**Input material**

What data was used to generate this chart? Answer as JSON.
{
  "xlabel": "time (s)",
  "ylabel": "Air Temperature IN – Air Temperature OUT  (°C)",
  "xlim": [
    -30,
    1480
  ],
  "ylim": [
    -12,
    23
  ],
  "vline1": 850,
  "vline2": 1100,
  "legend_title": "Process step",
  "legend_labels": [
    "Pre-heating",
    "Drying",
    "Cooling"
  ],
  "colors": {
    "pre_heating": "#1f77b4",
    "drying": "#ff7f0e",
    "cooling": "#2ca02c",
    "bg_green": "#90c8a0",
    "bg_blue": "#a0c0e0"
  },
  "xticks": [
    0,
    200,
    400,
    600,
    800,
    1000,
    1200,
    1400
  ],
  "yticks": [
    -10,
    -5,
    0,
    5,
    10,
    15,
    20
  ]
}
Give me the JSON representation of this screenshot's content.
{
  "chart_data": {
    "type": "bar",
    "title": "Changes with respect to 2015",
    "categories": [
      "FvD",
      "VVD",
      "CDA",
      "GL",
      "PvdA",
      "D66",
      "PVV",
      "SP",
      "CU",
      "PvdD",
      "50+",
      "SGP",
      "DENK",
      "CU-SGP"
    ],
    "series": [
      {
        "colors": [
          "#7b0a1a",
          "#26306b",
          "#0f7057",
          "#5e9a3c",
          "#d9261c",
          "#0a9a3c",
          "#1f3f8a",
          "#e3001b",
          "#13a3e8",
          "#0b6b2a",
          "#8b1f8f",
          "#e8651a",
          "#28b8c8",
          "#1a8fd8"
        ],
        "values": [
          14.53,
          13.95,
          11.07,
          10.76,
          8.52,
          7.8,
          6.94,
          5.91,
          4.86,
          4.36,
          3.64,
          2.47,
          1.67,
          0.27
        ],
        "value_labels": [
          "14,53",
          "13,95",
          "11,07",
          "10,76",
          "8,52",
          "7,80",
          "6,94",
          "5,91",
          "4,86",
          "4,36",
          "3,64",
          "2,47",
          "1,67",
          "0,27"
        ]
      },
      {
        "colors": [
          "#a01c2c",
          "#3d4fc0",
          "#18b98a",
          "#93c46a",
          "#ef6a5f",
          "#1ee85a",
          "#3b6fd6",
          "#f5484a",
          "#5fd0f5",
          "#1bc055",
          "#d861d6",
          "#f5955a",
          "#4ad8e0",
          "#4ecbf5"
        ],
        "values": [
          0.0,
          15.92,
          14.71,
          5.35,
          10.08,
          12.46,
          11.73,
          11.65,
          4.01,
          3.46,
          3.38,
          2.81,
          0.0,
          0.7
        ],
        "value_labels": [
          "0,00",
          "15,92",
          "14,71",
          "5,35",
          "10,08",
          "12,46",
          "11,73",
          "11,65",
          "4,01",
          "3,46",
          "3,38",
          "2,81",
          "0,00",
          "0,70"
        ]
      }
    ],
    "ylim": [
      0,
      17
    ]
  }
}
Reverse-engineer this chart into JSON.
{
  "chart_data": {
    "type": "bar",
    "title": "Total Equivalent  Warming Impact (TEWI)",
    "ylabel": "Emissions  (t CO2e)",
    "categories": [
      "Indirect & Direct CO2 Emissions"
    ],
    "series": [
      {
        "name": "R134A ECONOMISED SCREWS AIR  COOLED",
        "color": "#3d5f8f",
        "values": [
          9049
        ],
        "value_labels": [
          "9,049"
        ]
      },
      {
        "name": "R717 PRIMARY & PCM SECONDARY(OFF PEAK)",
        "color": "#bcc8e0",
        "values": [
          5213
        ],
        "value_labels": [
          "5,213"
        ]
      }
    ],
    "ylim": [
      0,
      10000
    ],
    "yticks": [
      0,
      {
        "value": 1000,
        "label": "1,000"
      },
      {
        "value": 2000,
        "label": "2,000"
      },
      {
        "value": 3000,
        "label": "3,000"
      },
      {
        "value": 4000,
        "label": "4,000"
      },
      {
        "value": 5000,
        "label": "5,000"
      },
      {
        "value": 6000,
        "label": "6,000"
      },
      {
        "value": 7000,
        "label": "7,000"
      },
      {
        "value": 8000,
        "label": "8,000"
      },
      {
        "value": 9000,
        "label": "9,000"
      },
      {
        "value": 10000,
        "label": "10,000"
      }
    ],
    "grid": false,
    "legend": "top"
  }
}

**What the task requires**
Give the count of lines in the records that contain "JSON", and no other text.

**Answer to the exercise**
3